--- GOAL ---
Copy the data that follows, character for character, minus the pictures.

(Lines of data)
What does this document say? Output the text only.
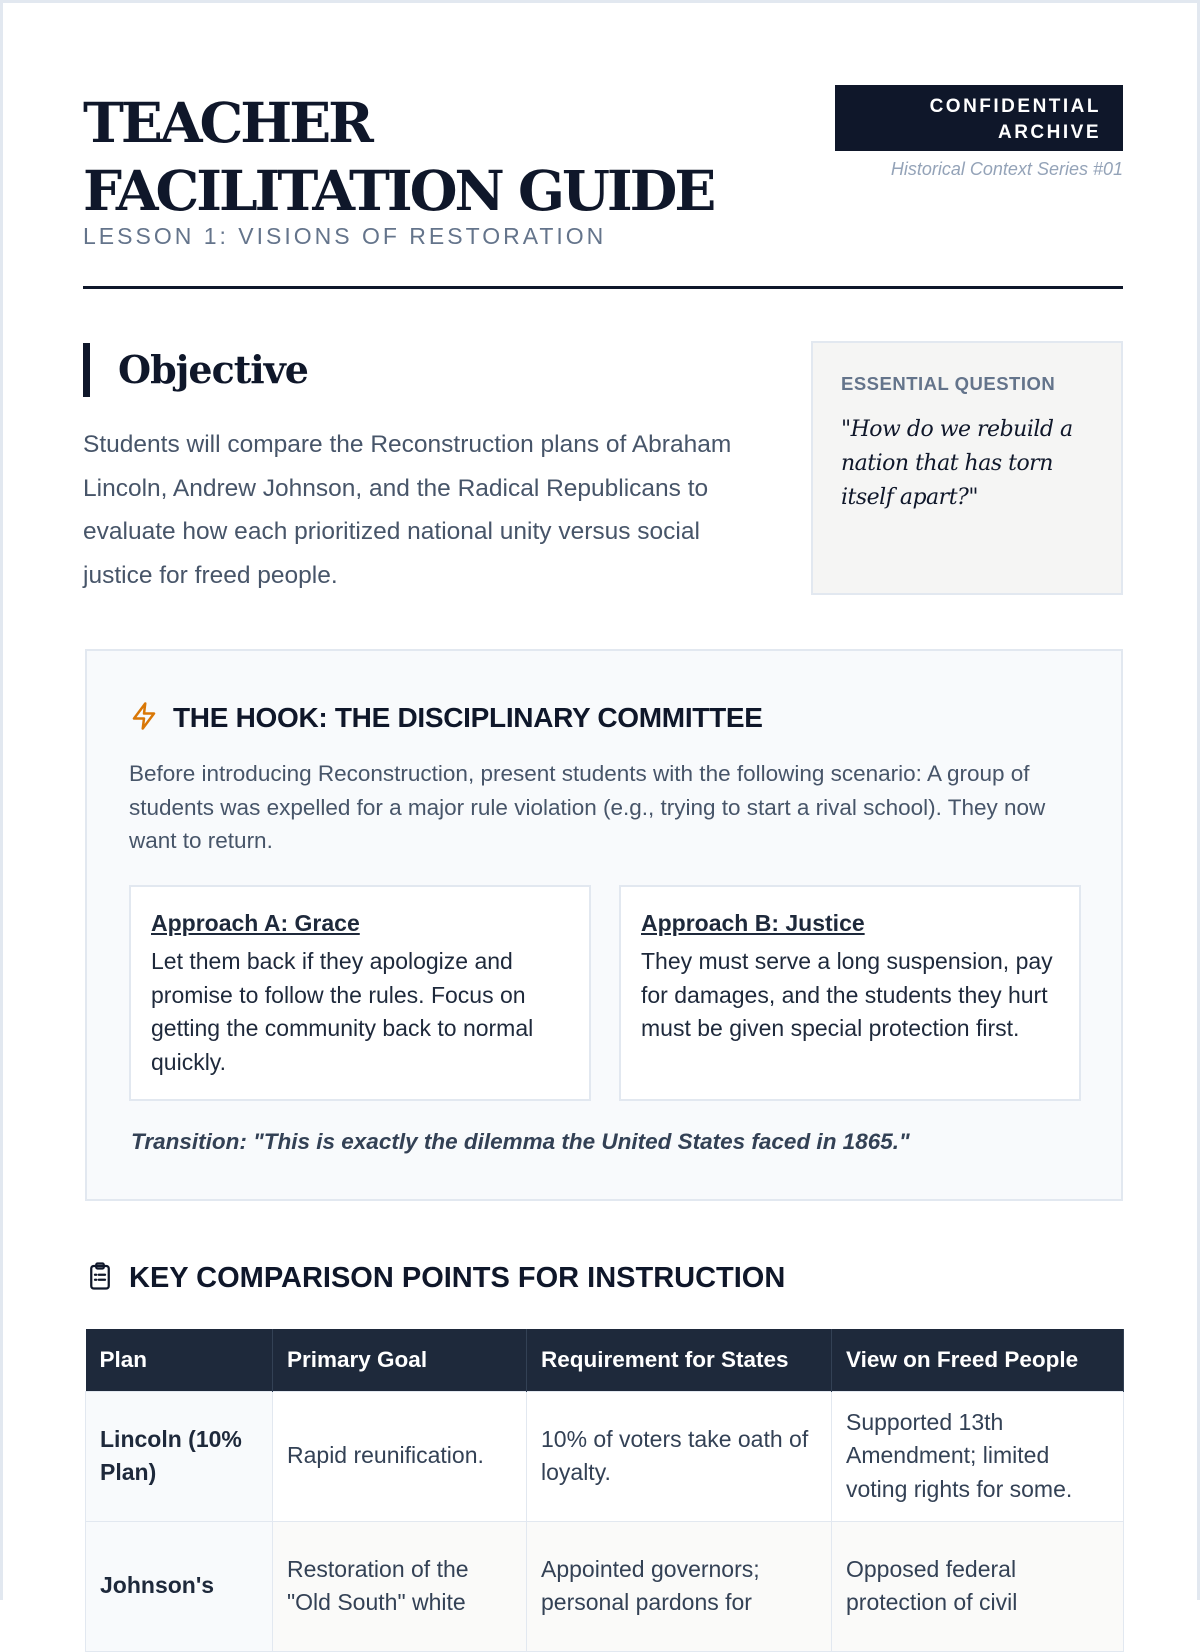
TEACHER FACILITATION GUIDE
LESSON 1: VISIONS OF RESTORATION
CONFIDENTIAL ARCHIVE
Historical Context Series #01
Objective
Students will compare the Reconstruction plans of Abraham Lincoln, Andrew Johnson, and the Radical Republicans to evaluate how each prioritized national unity versus social justice for freed people.
ESSENTIAL QUESTION
"How do we rebuild a nation that has torn itself apart?"
THE HOOK: THE DISCIPLINARY COMMITTEE
Before introducing Reconstruction, present students with the following scenario: A group of students was expelled for a major rule violation (e.g., trying to start a rival school). They now want to return.
Approach A: Grace
Let them back if they apologize and promise to follow the rules. Focus on getting the community back to normal quickly.
Approach B: Justice
They must serve a long suspension, pay for damages, and the students they hurt must be given special protection first.
Transition: "This is exactly the dilemma the United States faced in 1865."
KEY COMPARISON POINTS FOR INSTRUCTION
Plan	Primary Goal	Requirement for States	View on Freed People
Lincoln (10% Plan)	Rapid reunification.	10% of voters take oath of loyalty.	Supported 13th Amendment; limited voting rights for some.
Johnson's	Restoration of the "Old South" white	Appointed governors; personal pardons for	Opposed federal protection of civil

--- REPLY ---
What does this document say? Output the text only.
TEACHER FACILITATION GUIDE
LESSON 1: VISIONS OF RESTORATION
CONFIDENTIAL ARCHIVE
Historical Context Series #01
Objective
Students will compare the Reconstruction plans of Abraham Lincoln, Andrew Johnson, and the Radical Republicans to evaluate how each prioritized national unity versus social justice for freed people.
ESSENTIAL QUESTION
"How do we rebuild a nation that has torn itself apart?"
THE HOOK: THE DISCIPLINARY COMMITTEE
Before introducing Reconstruction, present students with the following scenario: A group of students was expelled for a major rule violation (e.g., trying to start a rival school). They now want to return.
Approach A: Grace
Let them back if they apologize and promise to follow the rules. Focus on getting the community back to normal quickly.
Approach B: Justice
They must serve a long suspension, pay for damages, and the students they hurt must be given special protection first.
Transition: "This is exactly the dilemma the United States faced in 1865."
KEY COMPARISON POINTS FOR INSTRUCTION
Plan	Primary Goal	Requirement for States	View on Freed People
Lincoln (10% Plan)	Rapid reunification.	10% of voters take oath of loyalty.	Supported 13th Amendment; limited voting rights for some.
Johnson's	Restoration of the "Old South" white	Appointed governors; personal pardons for	Opposed federal protection of civil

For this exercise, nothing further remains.